[Data entries]
* * * * *
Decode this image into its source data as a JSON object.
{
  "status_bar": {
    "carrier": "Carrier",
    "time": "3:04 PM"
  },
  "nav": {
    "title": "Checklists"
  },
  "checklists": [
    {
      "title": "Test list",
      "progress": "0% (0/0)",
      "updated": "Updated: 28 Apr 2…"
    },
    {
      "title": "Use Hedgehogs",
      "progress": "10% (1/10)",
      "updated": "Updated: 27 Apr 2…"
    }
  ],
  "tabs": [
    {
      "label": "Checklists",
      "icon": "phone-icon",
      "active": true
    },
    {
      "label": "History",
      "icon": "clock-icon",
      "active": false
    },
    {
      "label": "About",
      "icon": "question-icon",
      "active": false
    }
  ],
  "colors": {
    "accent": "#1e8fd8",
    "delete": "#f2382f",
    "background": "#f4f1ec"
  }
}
* * * * *
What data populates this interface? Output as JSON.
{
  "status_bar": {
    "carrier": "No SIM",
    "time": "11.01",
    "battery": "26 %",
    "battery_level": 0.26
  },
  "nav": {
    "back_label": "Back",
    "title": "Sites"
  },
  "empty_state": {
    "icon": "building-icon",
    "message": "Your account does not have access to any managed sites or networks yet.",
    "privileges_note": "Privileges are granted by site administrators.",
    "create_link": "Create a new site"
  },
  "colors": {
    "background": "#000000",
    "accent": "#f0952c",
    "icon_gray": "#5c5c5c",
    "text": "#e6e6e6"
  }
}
* * * * *
SHORT TASK
Show the lines that mention the word "updated".

RESULT
      "updated": "Updated: 28 Apr 2…"
      "updated": "Updated: 27 Apr 2…"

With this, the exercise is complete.